Stated exercise = Reproduce the records below in full and word for word, excluding pictures.

Dataset records
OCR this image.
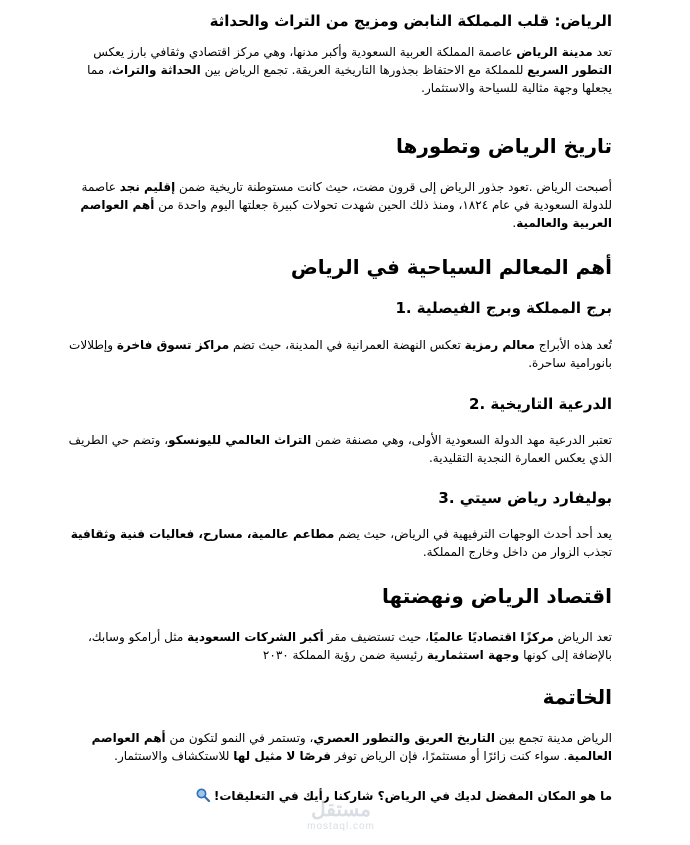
الرياض: قلب المملكة النابض ومزيج من التراث والحداثة
تعد مدينة الرياض عاصمة المملكة العربية السعودية وأكبر مدنها، وهي مركز اقتصادي وثقافي بارز يعكس التطور السريع للمملكة مع الاحتفاظ بجذورها التاريخية العريقة. تجمع الرياض بين الحداثة والتراث، مما يجعلها وجهة مثالية للسياحة والاستثمار.
تاريخ الرياض وتطورها
أصبحت الرياض .تعود جذور الرياض إلى قرون مضت، حيث كانت مستوطنة تاريخية ضمن إقليم نجد عاصمة للدولة السعودية في عام ١٨٢٤، ومنذ ذلك الحين شهدت تحولات كبيرة جعلتها اليوم واحدة من أهم العواصم العربية والعالمية.
أهم المعالم السياحية في الرياض
برج المملكة وبرج الفيصلية .1
تُعد هذه الأبراج معالم رمزية تعكس النهضة العمرانية في المدينة، حيث تضم مراكز تسوق فاخرة وإطلالات بانورامية ساحرة.
الدرعية التاريخية .2
تعتبر الدرعية مهد الدولة السعودية الأولى، وهي مصنفة ضمن التراث العالمي لليونسكو، وتضم حي الطريف الذي يعكس العمارة النجدية التقليدية.
بوليفارد رياض سيتي .3
يعد أحد أحدث الوجهات الترفيهية في الرياض، حيث يضم مطاعم عالمية، مسارح، فعاليات فنية وثقافية تجذب الزوار من داخل وخارج المملكة.
اقتصاد الرياض ونهضتها
تعد الرياض مركزًا اقتصاديًا عالميًا، حيث تستضيف مقر أكبر الشركات السعودية مثل أرامكو وسابك، بالإضافة إلى كونها وجهة استثمارية رئيسية ضمن رؤية المملكة ٢٠٣٠
الخاتمة
الرياض مدينة تجمع بين التاريخ العريق والتطور العصري، وتستمر في النمو لتكون من أهم العواصم العالمية. سواء كنت زائرًا أو مستثمرًا، فإن الرياض توفر فرصًا لا مثيل لها للاستكشاف والاستثمار.
ما هو المكان المفضل لديك في الرياض؟ شاركنا رأيك في التعليقات!
مستقل
mostaql.com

Written solution =
OCR this image.
الرياض: قلب المملكة النابض ومزيج من التراث والحداثة
تعد مدينة الرياض عاصمة المملكة العربية السعودية وأكبر مدنها، وهي مركز اقتصادي وثقافي بارز يعكس التطور السريع للمملكة مع الاحتفاظ بجذورها التاريخية العريقة. تجمع الرياض بين الحداثة والتراث، مما يجعلها وجهة مثالية للسياحة والاستثمار.
تاريخ الرياض وتطورها
أصبحت الرياض .تعود جذور الرياض إلى قرون مضت، حيث كانت مستوطنة تاريخية ضمن إقليم نجد عاصمة للدولة السعودية في عام ١٨٢٤، ومنذ ذلك الحين شهدت تحولات كبيرة جعلتها اليوم واحدة من أهم العواصم العربية والعالمية.
أهم المعالم السياحية في الرياض
برج المملكة وبرج الفيصلية .1
تُعد هذه الأبراج معالم رمزية تعكس النهضة العمرانية في المدينة، حيث تضم مراكز تسوق فاخرة وإطلالات بانورامية ساحرة.
الدرعية التاريخية .2
تعتبر الدرعية مهد الدولة السعودية الأولى، وهي مصنفة ضمن التراث العالمي لليونسكو، وتضم حي الطريف الذي يعكس العمارة النجدية التقليدية.
بوليفارد رياض سيتي .3
يعد أحد أحدث الوجهات الترفيهية في الرياض، حيث يضم مطاعم عالمية، مسارح، فعاليات فنية وثقافية تجذب الزوار من داخل وخارج المملكة.
اقتصاد الرياض ونهضتها
تعد الرياض مركزًا اقتصاديًا عالميًا، حيث تستضيف مقر أكبر الشركات السعودية مثل أرامكو وسابك، بالإضافة إلى كونها وجهة استثمارية رئيسية ضمن رؤية المملكة ٢٠٣٠
الخاتمة
الرياض مدينة تجمع بين التاريخ العريق والتطور العصري، وتستمر في النمو لتكون من أهم العواصم العالمية. سواء كنت زائرًا أو مستثمرًا، فإن الرياض توفر فرصًا لا مثيل لها للاستكشاف والاستثمار.
ما هو المكان المفضل لديك في الرياض؟ شاركنا رأيك في التعليقات!
مستقل
mostaql.com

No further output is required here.